What needs to be done. Report the number of lines in these entries that contain "развития". Write only the number.

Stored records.

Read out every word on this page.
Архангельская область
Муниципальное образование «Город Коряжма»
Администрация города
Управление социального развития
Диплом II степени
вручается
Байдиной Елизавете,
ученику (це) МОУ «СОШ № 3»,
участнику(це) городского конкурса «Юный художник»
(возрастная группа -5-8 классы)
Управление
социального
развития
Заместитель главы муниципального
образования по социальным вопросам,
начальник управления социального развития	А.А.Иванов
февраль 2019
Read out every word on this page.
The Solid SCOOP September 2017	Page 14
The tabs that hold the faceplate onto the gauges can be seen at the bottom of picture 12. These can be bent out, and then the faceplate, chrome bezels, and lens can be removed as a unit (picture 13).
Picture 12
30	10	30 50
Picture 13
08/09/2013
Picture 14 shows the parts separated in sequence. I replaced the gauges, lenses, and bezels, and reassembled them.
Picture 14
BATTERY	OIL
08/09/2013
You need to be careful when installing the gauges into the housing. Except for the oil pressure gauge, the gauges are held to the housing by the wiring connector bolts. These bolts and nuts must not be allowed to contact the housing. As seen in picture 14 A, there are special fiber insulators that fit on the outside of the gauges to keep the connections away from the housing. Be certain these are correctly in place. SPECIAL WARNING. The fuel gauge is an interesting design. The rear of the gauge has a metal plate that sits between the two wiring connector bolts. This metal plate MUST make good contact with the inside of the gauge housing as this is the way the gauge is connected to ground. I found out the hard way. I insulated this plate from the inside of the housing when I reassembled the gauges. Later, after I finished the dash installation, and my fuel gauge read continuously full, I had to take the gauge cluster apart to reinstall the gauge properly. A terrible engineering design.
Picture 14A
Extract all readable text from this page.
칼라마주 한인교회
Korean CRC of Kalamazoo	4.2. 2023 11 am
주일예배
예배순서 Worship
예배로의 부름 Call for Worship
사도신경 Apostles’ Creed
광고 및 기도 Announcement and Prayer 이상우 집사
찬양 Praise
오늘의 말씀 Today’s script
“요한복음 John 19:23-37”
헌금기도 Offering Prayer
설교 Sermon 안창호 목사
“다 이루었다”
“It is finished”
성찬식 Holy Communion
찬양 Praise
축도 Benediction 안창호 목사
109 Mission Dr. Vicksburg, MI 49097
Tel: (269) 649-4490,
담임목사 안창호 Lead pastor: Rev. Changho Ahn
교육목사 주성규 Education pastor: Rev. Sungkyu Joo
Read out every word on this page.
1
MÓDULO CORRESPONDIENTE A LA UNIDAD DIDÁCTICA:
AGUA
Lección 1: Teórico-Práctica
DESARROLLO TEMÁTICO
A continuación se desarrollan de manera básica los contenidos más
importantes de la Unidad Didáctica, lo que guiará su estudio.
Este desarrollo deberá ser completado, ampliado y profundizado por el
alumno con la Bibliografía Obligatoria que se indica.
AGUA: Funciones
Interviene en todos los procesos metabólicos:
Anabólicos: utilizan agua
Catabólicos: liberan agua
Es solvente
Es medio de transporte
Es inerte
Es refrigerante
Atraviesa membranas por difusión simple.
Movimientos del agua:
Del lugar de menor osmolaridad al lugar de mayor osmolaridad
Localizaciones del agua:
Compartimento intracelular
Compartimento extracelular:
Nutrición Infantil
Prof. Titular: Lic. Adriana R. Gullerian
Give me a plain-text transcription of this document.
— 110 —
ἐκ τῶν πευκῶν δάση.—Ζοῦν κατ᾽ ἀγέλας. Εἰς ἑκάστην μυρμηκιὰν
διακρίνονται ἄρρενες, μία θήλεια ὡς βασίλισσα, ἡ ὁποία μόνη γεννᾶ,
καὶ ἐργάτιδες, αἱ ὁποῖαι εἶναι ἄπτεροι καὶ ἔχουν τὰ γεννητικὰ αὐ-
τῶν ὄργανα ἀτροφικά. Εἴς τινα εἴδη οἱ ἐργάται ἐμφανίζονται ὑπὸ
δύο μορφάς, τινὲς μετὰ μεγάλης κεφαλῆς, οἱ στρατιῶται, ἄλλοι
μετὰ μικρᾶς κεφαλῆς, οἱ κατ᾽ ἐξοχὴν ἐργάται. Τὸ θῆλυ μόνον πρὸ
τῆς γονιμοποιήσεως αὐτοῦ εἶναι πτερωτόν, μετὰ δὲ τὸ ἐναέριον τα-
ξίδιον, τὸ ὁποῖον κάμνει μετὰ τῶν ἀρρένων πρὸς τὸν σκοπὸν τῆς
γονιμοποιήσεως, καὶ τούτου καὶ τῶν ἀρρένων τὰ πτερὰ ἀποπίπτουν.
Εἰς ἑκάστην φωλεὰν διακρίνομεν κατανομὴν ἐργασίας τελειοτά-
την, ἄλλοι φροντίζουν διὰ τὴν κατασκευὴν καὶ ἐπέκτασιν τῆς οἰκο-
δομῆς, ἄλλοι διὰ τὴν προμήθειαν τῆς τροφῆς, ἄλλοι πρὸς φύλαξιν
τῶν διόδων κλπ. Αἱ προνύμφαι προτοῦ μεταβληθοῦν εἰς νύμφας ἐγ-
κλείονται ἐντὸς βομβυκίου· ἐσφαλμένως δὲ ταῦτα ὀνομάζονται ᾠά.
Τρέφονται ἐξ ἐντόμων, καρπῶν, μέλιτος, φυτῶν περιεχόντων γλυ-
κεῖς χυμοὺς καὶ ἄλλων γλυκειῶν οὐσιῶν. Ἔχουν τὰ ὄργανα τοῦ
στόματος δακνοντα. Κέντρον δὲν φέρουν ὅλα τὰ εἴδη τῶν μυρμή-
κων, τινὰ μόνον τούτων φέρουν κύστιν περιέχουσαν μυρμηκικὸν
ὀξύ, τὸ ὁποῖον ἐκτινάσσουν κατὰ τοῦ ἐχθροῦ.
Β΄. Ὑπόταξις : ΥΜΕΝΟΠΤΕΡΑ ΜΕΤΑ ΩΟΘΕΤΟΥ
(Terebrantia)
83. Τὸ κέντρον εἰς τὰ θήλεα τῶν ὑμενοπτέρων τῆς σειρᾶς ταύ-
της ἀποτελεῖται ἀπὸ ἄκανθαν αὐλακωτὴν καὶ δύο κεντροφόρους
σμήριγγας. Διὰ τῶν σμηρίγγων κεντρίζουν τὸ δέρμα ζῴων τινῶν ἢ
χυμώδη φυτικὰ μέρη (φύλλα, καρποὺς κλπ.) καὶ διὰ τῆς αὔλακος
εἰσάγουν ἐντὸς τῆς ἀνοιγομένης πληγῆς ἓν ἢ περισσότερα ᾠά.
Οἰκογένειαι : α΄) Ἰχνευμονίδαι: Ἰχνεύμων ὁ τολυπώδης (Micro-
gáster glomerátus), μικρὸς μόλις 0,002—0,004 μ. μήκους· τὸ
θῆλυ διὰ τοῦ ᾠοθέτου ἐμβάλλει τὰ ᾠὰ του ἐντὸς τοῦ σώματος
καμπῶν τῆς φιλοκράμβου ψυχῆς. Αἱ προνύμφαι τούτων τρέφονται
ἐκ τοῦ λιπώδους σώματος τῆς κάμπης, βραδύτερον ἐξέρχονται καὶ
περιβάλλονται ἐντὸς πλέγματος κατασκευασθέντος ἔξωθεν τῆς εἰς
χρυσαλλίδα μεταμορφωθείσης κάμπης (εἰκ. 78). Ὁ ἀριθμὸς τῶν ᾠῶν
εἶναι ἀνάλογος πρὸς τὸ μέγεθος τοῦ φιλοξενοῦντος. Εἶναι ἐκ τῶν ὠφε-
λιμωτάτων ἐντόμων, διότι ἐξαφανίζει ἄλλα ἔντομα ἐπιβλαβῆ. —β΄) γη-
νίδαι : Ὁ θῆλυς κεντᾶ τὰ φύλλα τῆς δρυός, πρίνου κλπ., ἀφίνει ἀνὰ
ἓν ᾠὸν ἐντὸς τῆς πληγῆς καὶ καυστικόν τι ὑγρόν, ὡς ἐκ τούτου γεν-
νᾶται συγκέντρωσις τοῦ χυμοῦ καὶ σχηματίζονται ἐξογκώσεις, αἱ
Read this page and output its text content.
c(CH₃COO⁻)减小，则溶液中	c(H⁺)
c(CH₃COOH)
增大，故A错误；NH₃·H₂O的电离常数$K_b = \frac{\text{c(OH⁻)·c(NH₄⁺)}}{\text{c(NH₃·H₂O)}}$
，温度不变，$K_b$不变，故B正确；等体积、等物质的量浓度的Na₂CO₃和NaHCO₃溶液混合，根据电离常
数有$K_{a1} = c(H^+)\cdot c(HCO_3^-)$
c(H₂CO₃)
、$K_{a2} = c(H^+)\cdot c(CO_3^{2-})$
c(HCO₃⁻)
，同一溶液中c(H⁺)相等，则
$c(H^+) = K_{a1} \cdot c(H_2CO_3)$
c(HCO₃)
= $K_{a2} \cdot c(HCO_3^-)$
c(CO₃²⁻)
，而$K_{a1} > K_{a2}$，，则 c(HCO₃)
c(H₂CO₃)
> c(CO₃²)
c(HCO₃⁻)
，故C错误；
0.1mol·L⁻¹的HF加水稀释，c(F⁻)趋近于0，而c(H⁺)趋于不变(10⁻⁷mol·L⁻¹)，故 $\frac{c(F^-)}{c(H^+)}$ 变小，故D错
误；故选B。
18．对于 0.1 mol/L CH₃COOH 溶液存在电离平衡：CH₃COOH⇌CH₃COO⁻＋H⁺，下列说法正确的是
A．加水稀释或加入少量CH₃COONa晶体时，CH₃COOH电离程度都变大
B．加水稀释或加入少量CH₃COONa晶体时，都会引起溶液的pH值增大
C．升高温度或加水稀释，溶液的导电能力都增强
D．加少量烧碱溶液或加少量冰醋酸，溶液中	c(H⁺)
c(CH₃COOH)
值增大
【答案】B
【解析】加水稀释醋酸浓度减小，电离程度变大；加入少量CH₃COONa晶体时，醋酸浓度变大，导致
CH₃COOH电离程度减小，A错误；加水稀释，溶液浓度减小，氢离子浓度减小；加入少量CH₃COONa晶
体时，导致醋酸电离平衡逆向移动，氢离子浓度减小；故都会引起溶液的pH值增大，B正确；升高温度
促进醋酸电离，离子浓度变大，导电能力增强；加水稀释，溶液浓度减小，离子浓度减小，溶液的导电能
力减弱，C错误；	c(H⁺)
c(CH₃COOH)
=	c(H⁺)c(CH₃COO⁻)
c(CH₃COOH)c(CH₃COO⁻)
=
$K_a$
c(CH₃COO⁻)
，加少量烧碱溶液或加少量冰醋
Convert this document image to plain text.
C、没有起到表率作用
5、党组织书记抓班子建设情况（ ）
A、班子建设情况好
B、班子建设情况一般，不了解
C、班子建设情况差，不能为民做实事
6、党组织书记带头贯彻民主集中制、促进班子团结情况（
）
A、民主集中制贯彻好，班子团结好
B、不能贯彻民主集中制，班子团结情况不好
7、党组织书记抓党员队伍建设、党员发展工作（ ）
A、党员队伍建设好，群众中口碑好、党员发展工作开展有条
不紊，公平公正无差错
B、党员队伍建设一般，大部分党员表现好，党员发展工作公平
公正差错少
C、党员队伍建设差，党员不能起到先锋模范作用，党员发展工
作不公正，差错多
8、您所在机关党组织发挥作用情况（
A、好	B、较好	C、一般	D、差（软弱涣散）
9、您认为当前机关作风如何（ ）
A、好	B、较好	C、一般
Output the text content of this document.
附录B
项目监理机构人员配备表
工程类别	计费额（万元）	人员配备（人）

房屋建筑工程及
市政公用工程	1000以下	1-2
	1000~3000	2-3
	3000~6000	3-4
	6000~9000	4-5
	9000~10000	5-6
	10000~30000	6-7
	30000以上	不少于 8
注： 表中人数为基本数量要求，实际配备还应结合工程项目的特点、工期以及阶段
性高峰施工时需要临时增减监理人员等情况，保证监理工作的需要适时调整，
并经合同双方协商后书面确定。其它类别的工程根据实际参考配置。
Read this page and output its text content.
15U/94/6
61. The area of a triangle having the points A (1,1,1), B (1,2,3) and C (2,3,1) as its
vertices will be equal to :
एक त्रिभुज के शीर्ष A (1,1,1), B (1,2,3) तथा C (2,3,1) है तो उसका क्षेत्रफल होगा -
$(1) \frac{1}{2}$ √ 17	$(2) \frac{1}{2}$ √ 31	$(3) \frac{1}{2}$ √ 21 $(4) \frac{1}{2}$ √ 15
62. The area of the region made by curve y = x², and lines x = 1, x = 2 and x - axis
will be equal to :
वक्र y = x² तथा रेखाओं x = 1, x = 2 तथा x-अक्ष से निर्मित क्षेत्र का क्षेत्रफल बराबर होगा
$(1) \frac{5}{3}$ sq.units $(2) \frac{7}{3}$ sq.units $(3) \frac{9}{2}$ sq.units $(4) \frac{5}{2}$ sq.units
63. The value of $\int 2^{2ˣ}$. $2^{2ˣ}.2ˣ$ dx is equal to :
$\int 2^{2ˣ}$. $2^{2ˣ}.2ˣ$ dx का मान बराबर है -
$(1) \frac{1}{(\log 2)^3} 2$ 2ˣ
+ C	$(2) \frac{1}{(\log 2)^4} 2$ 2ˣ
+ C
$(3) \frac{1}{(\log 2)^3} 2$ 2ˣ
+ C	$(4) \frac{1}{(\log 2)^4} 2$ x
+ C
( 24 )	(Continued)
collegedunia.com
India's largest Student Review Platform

Answer to this task. 3